WHAT YOU ARE ASKED TO DO: Repeat, exactly and in full, the lines of the listing below, but without any pictures.

SUPPLIED ENTRIES:
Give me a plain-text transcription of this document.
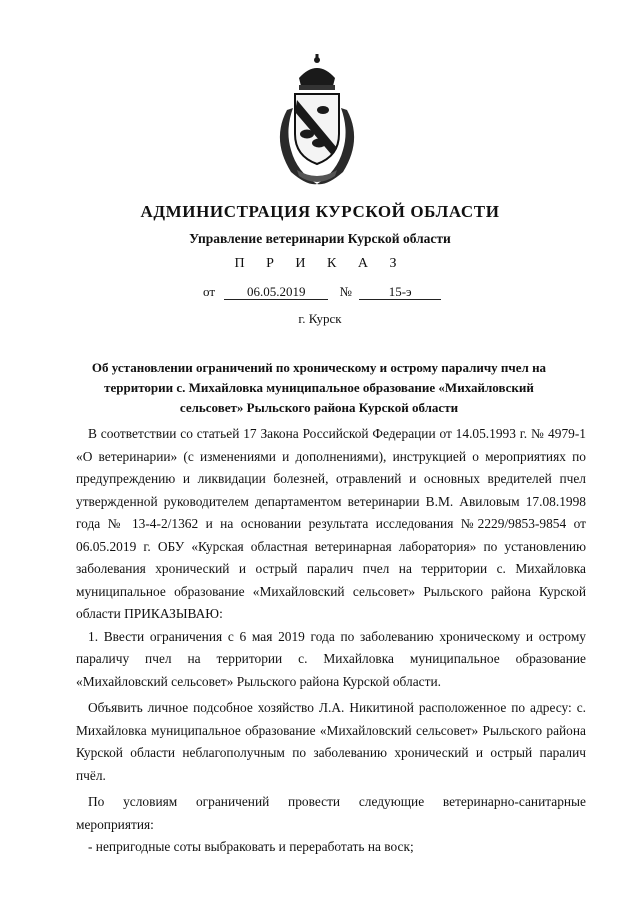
АДМИНИСТРАЦИЯ КУРСКОЙ ОБЛАСТИ
Управление ветеринарии Курской области
П Р И К А З
от 06.05.2019	№	15-э
г. Курск
Об установлении ограничений по хроническому и острому параличу пчел на территории с. Михайловка муниципальное образование «Михайловский сельсовет» Рыльского района Курской области

В соответствии со статьей 17 Закона Российской Федерации от 14.05.1993 г. № 4979-1 «О ветеринарии» (с изменениями и дополнениями), инструкцией о мероприятиях по предупреждению и ликвидации болезней, отравлений и основных вредителей пчел утвержденной руководителем департаментом ветеринарии В.М. Авиловым 17.08.1998 года № 13-4-2/1362 и на основании результата исследования №2229/9853-9854 от 06.05.2019 г. ОБУ «Курская областная ветеринарная лаборатория» по установлению заболевания хронический и острый паралич пчел на территории с. Михайловка муниципальное образование «Михайловский сельсовет» Рыльского района Курской области ПРИКАЗЫВАЮ:

1. Ввести ограничения с 6 мая 2019 года по заболеванию хроническому и острому параличу пчел на территории с. Михайловка муниципальное образование «Михайловский сельсовет» Рыльского района Курской области.

Объявить личное подсобное хозяйство Л.А. Никитиной расположенное по адресу: с. Михайловка муниципальное образование «Михайловский сельсовет» Рыльского района Курской области неблагополучным по заболеванию хронический и острый паралич пчёл.

По условиям ограничений провести следующие ветеринарно-санитарные мероприятия:

- непригодные соты выбраковать и переработать на воск;
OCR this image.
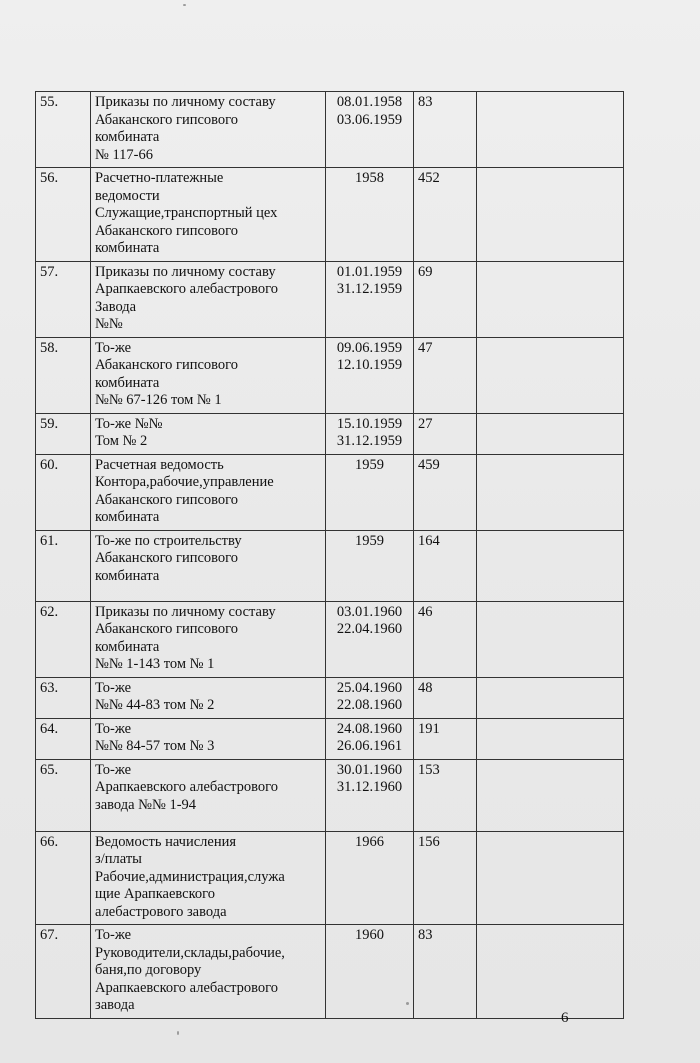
55.	Приказы по личному составу
Абаканского гипсового
комбината
№ 117-66	08.01.1958
03.06.1959	83	
56.	Расчетно-платежные
ведомости
Служащие,транспортный цех
Абаканского гипсового
комбината	1958	452	
57.	Приказы по личному составу
Арапкаевского алебастрового
Завода
№№	01.01.1959
31.12.1959	69	
58.	То-же
Абаканского гипсового
комбината
№№ 67-126 том № 1	09.06.1959
12.10.1959	47	
59.	То-же №№
Том № 2	15.10.1959
31.12.1959	27	
60.	Расчетная ведомость
Контора,рабочие,управление
Абаканского гипсового
комбината	1959	459	
61.	То-же по строительству
Абаканского гипсового
комбината	1959	164	
62.	Приказы по личному составу
Абаканского гипсового
комбината
№№ 1-143 том № 1	03.01.1960
22.04.1960	46	
63.	То-же
№№ 44-83 том № 2	25.04.1960
22.08.1960	48	
64.	То-же
№№ 84-57 том № 3	24.08.1960
26.06.1961	191	
65.	То-же
Арапкаевского алебастрового
завода №№ 1-94	30.01.1960
31.12.1960	153	
66.	Ведомость начисления
з/платы
Рабочие,администрация,служа
щие Арапкаевского
алебастрового завода	1966	156	
67.	То-же
Руководители,склады,рабочие,
баня,по договору
Арапкаевского алебастрового
завода	1960	83	
6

TASK RESULT:
Give me a plain-text transcription of this document.
АДМИНИСТРАЦИЯ КУРСКОЙ ОБЛАСТИ
Управление ветеринарии Курской области
П Р И К А З
от 06.05.2019	№	15-э
г. Курск
Об установлении ограничений по хроническому и острому параличу пчел на территории с. Михайловка муниципальное образование «Михайловский сельсовет» Рыльского района Курской области

В соответствии со статьей 17 Закона Российской Федерации от 14.05.1993 г. № 4979-1 «О ветеринарии» (с изменениями и дополнениями), инструкцией о мероприятиях по предупреждению и ликвидации болезней, отравлений и основных вредителей пчел утвержденной руководителем департаментом ветеринарии В.М. Авиловым 17.08.1998 года № 13-4-2/1362 и на основании результата исследования №2229/9853-9854 от 06.05.2019 г. ОБУ «Курская областная ветеринарная лаборатория» по установлению заболевания хронический и острый паралич пчел на территории с. Михайловка муниципальное образование «Михайловский сельсовет» Рыльского района Курской области ПРИКАЗЫВАЮ:

1. Ввести ограничения с 6 мая 2019 года по заболеванию хроническому и острому параличу пчел на территории с. Михайловка муниципальное образование «Михайловский сельсовет» Рыльского района Курской области.

Объявить личное подсобное хозяйство Л.А. Никитиной расположенное по адресу: с. Михайловка муниципальное образование «Михайловский сельсовет» Рыльского района Курской области неблагополучным по заболеванию хронический и острый паралич пчёл.

По условиям ограничений провести следующие ветеринарно-санитарные мероприятия:

- непригодные соты выбраковать и переработать на воск;
OCR this image.
55.	Приказы по личному составу
Абаканского гипсового
комбината
№ 117-66	08.01.1958
03.06.1959	83	
56.	Расчетно-платежные
ведомости
Служащие,транспортный цех
Абаканского гипсового
комбината	1958	452	
57.	Приказы по личному составу
Арапкаевского алебастрового
Завода
№№	01.01.1959
31.12.1959	69	
58.	То-же
Абаканского гипсового
комбината
№№ 67-126 том № 1	09.06.1959
12.10.1959	47	
59.	То-же №№
Том № 2	15.10.1959
31.12.1959	27	
60.	Расчетная ведомость
Контора,рабочие,управление
Абаканского гипсового
комбината	1959	459	
61.	То-же по строительству
Абаканского гипсового
комбината	1959	164	
62.	Приказы по личному составу
Абаканского гипсового
комбината
№№ 1-143 том № 1	03.01.1960
22.04.1960	46	
63.	То-же
№№ 44-83 том № 2	25.04.1960
22.08.1960	48	
64.	То-же
№№ 84-57 том № 3	24.08.1960
26.06.1961	191	
65.	То-же
Арапкаевского алебастрового
завода №№ 1-94	30.01.1960
31.12.1960	153	
66.	Ведомость начисления
з/платы
Рабочие,администрация,служа
щие Арапкаевского
алебастрового завода	1966	156	
67.	То-же
Руководители,склады,рабочие,
баня,по договору
Арапкаевского алебастрового
завода	1960	83	
6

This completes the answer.